-- begin THE DATA --
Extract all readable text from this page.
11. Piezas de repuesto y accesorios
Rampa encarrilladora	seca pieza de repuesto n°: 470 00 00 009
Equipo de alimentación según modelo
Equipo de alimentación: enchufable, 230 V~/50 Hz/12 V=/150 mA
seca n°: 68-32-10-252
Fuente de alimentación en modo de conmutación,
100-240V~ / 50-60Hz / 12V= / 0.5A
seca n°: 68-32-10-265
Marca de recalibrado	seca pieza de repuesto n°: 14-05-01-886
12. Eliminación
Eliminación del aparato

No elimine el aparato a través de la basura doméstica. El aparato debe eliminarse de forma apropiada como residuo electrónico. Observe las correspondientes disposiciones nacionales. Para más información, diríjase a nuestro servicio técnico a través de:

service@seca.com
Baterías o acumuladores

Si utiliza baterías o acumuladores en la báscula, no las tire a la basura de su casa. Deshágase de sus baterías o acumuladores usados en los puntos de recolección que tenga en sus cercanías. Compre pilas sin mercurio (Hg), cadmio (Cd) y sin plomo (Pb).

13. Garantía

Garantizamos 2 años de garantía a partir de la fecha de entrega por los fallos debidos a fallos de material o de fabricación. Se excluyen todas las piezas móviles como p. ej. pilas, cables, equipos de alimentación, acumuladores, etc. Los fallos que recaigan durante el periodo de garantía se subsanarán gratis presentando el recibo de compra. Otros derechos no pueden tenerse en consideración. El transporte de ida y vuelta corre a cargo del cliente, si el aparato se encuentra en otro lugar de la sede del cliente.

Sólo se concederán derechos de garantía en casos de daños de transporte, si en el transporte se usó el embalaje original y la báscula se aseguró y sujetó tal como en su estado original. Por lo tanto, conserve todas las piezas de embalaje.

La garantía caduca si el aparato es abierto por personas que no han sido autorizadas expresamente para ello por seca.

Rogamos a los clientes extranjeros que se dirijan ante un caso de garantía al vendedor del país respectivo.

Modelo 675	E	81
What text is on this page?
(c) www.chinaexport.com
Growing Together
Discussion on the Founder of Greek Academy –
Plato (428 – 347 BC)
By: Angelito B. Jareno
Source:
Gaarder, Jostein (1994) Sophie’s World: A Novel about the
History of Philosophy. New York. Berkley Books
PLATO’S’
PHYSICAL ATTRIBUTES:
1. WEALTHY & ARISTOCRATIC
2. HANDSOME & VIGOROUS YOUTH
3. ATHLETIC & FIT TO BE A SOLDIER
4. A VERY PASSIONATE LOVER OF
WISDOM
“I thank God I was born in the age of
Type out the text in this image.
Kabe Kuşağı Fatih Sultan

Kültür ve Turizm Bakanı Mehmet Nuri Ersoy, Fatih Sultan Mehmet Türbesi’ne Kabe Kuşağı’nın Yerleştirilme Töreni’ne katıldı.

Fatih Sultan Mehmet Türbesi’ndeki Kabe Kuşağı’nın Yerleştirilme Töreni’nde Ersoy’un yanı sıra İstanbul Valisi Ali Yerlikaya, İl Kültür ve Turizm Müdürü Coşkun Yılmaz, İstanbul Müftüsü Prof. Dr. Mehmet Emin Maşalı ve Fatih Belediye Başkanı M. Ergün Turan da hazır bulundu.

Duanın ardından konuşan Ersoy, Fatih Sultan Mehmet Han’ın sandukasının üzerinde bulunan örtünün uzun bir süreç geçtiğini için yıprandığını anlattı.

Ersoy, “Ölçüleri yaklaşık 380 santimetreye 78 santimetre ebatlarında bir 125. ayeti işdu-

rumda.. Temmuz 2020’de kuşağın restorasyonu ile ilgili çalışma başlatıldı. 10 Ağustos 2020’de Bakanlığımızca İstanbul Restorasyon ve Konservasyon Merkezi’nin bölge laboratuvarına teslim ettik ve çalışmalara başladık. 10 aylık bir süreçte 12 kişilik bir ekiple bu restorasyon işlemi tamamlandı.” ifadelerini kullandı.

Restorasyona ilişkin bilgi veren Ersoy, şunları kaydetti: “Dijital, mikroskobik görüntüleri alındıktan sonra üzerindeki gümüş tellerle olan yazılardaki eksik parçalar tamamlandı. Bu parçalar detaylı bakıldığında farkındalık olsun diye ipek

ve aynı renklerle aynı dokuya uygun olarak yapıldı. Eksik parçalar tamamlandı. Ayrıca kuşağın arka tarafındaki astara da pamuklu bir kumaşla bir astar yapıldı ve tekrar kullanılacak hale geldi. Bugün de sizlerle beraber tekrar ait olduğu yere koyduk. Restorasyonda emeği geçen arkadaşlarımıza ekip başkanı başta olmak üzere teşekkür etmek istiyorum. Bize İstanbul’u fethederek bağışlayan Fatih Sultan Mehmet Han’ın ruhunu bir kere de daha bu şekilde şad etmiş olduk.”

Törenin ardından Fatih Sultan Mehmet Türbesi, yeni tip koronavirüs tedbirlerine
-- end THE DATA --
* [INSTRUCTION] From the material above, gather all lines that include the string "Turizm" and copy them.

* [FINAL RESULT]
Kültür ve Turizm Bakanı Mehmet Nuri Ersoy, Fatih Sultan Mehmet Türbesi’ne Kabe Kuşağı’nın Yerleştirilme Töreni’ne katıldı.
Fatih Sultan Mehmet Türbesi’ndeki Kabe Kuşağı’nın Yerleştirilme Töreni’nde Ersoy’un yanı sıra İstanbul Valisi Ali Yerlikaya, İl Kültür ve Turizm Müdürü Coşkun Yılmaz, İstanbul Müftüsü Prof. Dr. Mehmet Emin Maşalı ve Fatih Belediye Başkanı M. Ergün Turan da hazır bulundu.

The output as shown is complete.